### PROBLEM
Only the lines from the one holding "Type out the text in this image." to the end should be retyped, exactly, with both ends included and no pictures.

Collected data entries:
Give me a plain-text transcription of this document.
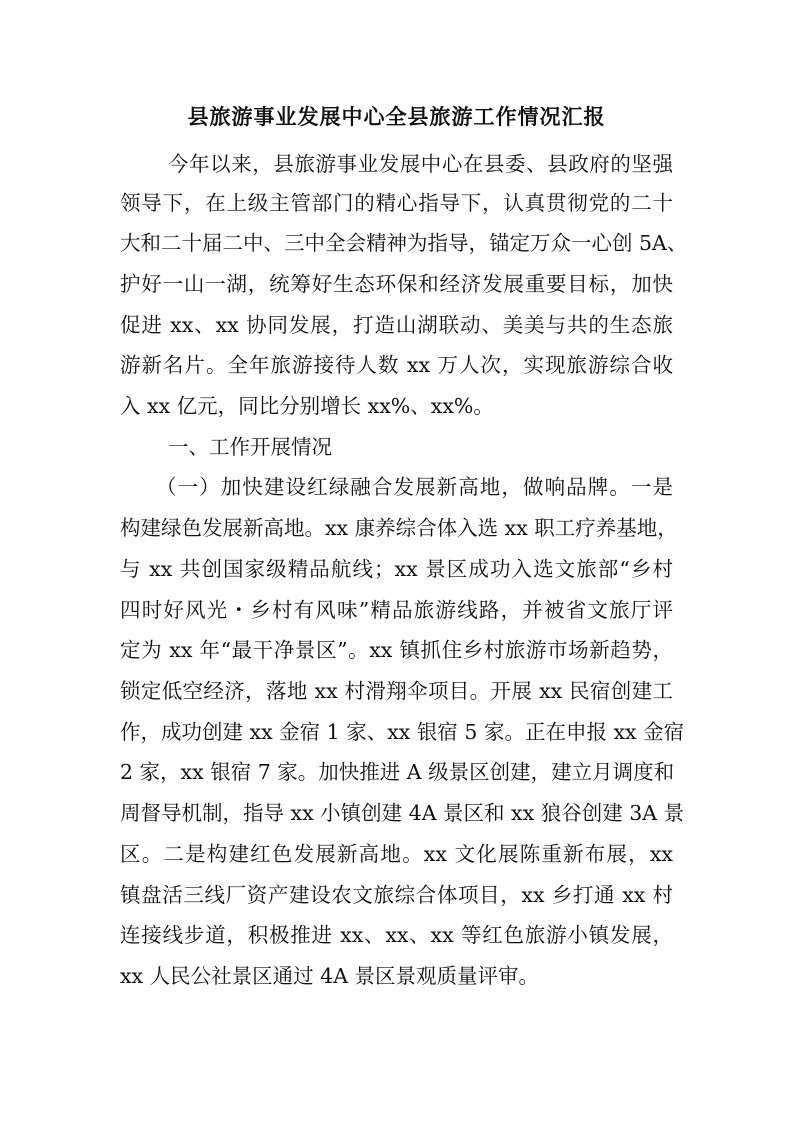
县旅游事业发展中心全县旅游工作情况汇报
今年以来，县旅游事业发展中心在县委、县政府的坚强
领导下，在上级主管部门的精心指导下，认真贯彻党的二十
大和二十届二中、三中全会精神为指导，锚定万众一心创 5A、
护好一山一湖，统筹好生态环保和经济发展重要目标，加快
促进 xx、xx 协同发展，打造山湖联动、美美与共的生态旅
游新名片。全年旅游接待人数 xx 万人次，实现旅游综合收
入 xx 亿元，同比分别增长 xx%、xx%。
一、工作开展情况
（一）加快建设红绿融合发展新高地，做响品牌。一是
构建绿色发展新高地。xx 康养综合体入选 xx 职工疗养基地，
与 xx 共创国家级精品航线；xx 景区成功入选文旅部“乡村
四时好风光・乡村有风味”精品旅游线路，并被省文旅厅评
定为 xx 年“最干净景区”。xx 镇抓住乡村旅游市场新趋势，
锁定低空经济，落地 xx 村滑翔伞项目。开展 xx 民宿创建工
作，成功创建 xx 金宿 1 家、xx 银宿 5 家。正在申报 xx 金宿
2 家，xx 银宿 7 家。加快推进 A 级景区创建，建立月调度和
周督导机制，指导 xx 小镇创建 4A 景区和 xx 狼谷创建 3A 景
区。二是构建红色发展新高地。xx 文化展陈重新布展，xx
镇盘活三线厂资产建设农文旅综合体项目，xx 乡打通 xx 村
连接线步道，积极推进 xx、xx、xx 等红色旅游小镇发展，
xx 人民公社景区通过 4A 景区景观质量评审。
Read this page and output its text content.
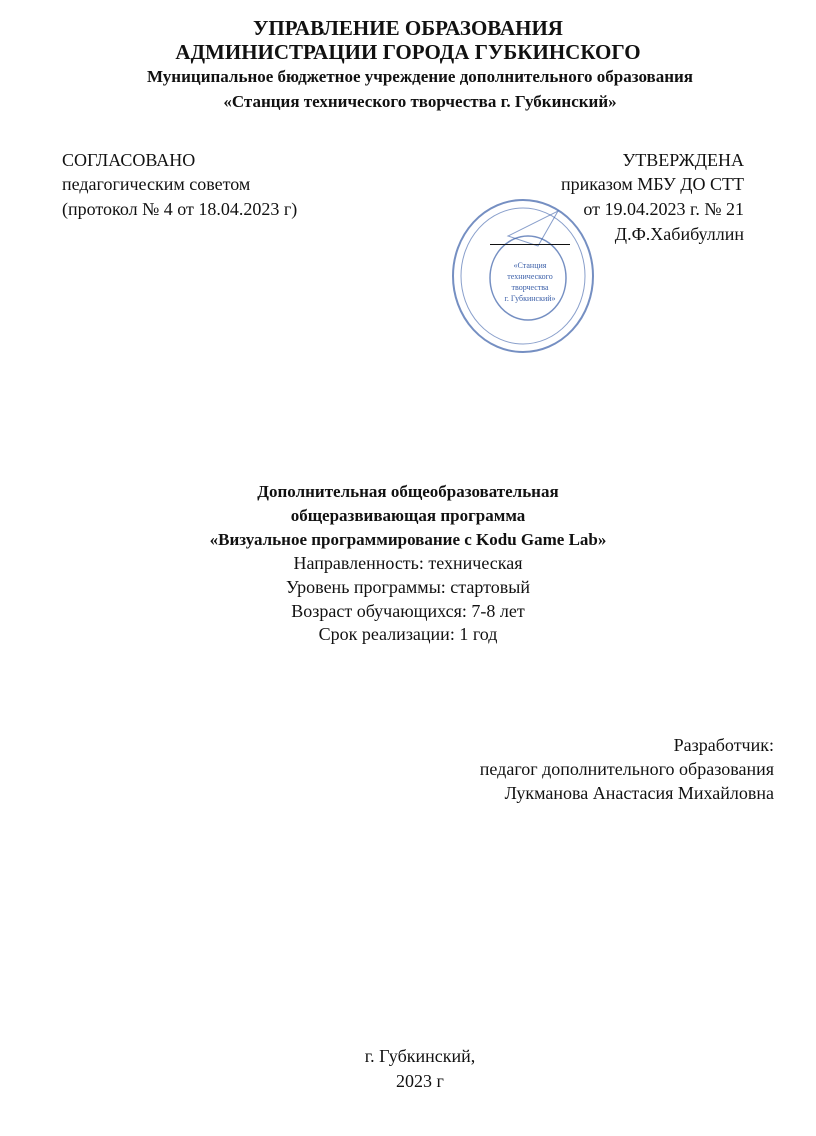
УПРАВЛЕНИЕ ОБРАЗОВАНИЯ
АДМИНИСТРАЦИИ ГОРОДА ГУБКИНСКОГО
Муниципальное бюджетное учреждение дополнительного образования
«Станция технического творчества г. Губкинский»
СОГЛАСОВАНО
педагогическим советом
(протокол № 4 от 18.04.2023 г)
«Станция
технического
творчества
г. Губкинский»
УТВЕРЖДЕНА
приказом МБУ ДО СТТ
от 19.04.2023 г. № 21
Д.Ф.Хабибуллин
Дополнительная общеобразовательная
общеразвивающая программа
«Визуальное программирование с Kodu Game Lab»
Направленность: техническая
Уровень программы: стартовый
Возраст обучающихся: 7-8 лет
Срок реализации: 1 год
Разработчик:
педагог дополнительного образования
Лукманова Анастасия Михайловна
г. Губкинский,
2023 г
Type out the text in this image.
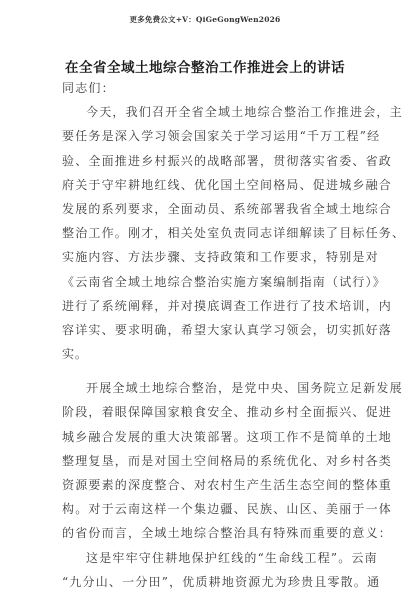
更多免费公文+V：QiGeGongWen2026
在全省全域土地综合整治工作推进会上的讲话
同志们：
今天，我们召开全省全域土地综合整治工作推进会，主
要任务是深入学习领会国家关于学习运用“千万工程”经
验、全面推进乡村振兴的战略部署，贯彻落实省委、省政
府关于守牢耕地红线、优化国土空间格局、促进城乡融合
发展的系列要求，全面动员、系统部署我省全域土地综合
整治工作。刚才，相关处室负责同志详细解读了目标任务、
实施内容、方法步骤、支持政策和工作要求，特别是对
《云南省全域土地综合整治实施方案编制指南（试行）》
进行了系统阐释，并对摸底调查工作进行了技术培训，内
容详实、要求明确，希望大家认真学习领会，切实抓好落
实。
开展全域土地综合整治，是党中央、国务院立足新发展
阶段，着眼保障国家粮食安全、推动乡村全面振兴、促进
城乡融合发展的重大决策部署。这项工作不是简单的土地
整理复垦，而是对国土空间格局的系统优化、对乡村各类
资源要素的深度整合、对农村生产生活生态空间的整体重
构。对于云南这样一个集边疆、民族、山区、美丽于一体
的省份而言，全域土地综合整治具有特殊而重要的意义：
这是牢牢守住耕地保护红线的“生命线工程”。云南
“九分山、一分田”，优质耕地资源尤为珍贵且零散。通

### SOLUTION BELOW
Type out the text in this image.
更多免费公文+V：QiGeGongWen2026
在全省全域土地综合整治工作推进会上的讲话
同志们：
今天，我们召开全省全域土地综合整治工作推进会，主
要任务是深入学习领会国家关于学习运用“千万工程”经
验、全面推进乡村振兴的战略部署，贯彻落实省委、省政
府关于守牢耕地红线、优化国土空间格局、促进城乡融合
发展的系列要求，全面动员、系统部署我省全域土地综合
整治工作。刚才，相关处室负责同志详细解读了目标任务、
实施内容、方法步骤、支持政策和工作要求，特别是对
《云南省全域土地综合整治实施方案编制指南（试行）》
进行了系统阐释，并对摸底调查工作进行了技术培训，内
容详实、要求明确，希望大家认真学习领会，切实抓好落
实。
开展全域土地综合整治，是党中央、国务院立足新发展
阶段，着眼保障国家粮食安全、推动乡村全面振兴、促进
城乡融合发展的重大决策部署。这项工作不是简单的土地
整理复垦，而是对国土空间格局的系统优化、对乡村各类
资源要素的深度整合、对农村生产生活生态空间的整体重
构。对于云南这样一个集边疆、民族、山区、美丽于一体
的省份而言，全域土地综合整治具有特殊而重要的意义：
这是牢牢守住耕地保护红线的“生命线工程”。云南
“九分山、一分田”，优质耕地资源尤为珍贵且零散。通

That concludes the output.